**Given instruction**
Select and copy out every line in the records containing "page".

>> Begin Material for the task

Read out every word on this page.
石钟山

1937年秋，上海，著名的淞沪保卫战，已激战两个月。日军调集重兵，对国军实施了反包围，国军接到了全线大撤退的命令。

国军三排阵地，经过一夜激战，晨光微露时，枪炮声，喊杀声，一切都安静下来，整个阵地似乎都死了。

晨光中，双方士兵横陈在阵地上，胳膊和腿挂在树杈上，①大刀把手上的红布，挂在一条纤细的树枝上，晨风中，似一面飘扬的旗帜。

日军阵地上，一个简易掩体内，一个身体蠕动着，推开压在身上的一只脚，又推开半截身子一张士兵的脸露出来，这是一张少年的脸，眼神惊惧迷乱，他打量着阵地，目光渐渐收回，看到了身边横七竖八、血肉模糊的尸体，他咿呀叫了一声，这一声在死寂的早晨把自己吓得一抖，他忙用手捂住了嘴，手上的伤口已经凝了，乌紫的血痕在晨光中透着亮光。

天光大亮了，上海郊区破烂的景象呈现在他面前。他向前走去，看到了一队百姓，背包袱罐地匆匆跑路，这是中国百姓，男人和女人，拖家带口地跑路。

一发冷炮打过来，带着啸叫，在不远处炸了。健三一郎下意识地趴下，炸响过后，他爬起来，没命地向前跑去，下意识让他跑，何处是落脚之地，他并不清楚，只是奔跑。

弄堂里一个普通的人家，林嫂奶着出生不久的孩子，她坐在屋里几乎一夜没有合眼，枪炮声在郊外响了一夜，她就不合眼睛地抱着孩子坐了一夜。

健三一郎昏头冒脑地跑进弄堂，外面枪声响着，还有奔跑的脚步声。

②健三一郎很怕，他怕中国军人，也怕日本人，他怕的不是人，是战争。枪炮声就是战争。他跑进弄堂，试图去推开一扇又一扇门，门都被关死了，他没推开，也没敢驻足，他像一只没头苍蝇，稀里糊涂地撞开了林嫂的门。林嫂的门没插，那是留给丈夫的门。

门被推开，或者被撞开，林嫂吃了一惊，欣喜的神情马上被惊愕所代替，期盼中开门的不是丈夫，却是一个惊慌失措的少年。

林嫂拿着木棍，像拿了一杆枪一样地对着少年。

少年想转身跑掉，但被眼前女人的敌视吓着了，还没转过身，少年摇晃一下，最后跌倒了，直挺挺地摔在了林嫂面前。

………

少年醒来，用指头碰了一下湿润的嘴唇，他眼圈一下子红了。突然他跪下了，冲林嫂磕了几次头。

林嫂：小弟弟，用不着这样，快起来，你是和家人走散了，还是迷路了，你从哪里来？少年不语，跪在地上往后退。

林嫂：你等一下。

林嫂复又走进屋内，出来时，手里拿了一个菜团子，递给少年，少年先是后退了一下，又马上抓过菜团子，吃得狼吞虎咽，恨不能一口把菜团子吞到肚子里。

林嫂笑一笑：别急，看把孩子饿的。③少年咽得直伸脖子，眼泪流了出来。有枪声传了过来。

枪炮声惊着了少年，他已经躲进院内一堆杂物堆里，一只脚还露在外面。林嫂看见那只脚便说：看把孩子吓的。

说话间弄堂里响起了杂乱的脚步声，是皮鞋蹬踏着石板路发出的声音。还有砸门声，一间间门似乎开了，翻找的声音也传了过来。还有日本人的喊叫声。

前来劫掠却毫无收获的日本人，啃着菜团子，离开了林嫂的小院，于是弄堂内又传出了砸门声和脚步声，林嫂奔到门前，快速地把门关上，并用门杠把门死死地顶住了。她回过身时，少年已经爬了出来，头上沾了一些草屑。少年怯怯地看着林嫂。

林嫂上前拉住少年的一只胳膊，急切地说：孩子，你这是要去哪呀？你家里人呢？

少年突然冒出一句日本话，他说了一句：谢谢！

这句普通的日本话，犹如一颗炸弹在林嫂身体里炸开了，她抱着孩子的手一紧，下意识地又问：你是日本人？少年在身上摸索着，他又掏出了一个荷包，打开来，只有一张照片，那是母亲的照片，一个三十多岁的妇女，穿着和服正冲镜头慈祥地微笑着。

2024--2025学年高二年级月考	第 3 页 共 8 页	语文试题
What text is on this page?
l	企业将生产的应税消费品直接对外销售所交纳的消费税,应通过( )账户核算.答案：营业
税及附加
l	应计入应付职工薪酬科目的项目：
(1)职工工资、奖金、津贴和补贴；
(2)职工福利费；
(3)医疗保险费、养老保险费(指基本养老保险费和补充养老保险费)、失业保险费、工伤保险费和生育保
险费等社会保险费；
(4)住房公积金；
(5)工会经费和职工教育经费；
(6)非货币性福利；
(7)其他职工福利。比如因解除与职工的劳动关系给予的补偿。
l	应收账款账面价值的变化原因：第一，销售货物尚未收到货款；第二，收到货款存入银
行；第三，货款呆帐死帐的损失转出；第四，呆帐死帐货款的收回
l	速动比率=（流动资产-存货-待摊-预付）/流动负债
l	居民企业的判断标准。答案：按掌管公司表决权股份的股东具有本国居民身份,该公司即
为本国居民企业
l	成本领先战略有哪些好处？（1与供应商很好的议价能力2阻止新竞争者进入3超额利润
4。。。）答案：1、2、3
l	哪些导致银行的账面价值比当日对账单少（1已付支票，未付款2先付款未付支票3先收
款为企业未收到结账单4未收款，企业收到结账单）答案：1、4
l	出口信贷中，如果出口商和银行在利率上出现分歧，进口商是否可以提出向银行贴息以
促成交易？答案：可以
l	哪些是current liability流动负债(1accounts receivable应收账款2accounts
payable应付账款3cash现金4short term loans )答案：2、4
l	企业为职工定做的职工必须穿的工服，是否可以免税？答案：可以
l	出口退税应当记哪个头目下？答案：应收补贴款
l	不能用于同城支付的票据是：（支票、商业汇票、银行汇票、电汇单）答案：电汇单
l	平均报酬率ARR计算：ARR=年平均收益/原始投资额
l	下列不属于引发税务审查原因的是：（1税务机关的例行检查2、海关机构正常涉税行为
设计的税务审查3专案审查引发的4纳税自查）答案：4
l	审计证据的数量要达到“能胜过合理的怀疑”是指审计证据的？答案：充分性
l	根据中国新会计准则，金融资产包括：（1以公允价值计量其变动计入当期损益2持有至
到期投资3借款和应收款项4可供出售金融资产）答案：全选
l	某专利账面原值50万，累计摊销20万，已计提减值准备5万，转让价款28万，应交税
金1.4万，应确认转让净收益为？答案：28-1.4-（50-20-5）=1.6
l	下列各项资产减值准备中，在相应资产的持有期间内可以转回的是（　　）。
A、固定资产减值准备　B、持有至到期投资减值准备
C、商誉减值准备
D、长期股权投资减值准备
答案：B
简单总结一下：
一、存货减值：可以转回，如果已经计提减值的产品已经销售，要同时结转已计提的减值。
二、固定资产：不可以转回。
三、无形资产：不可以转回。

>> End Material for the task

**Expected answer**
Read out every word on this page.
What text is on this page?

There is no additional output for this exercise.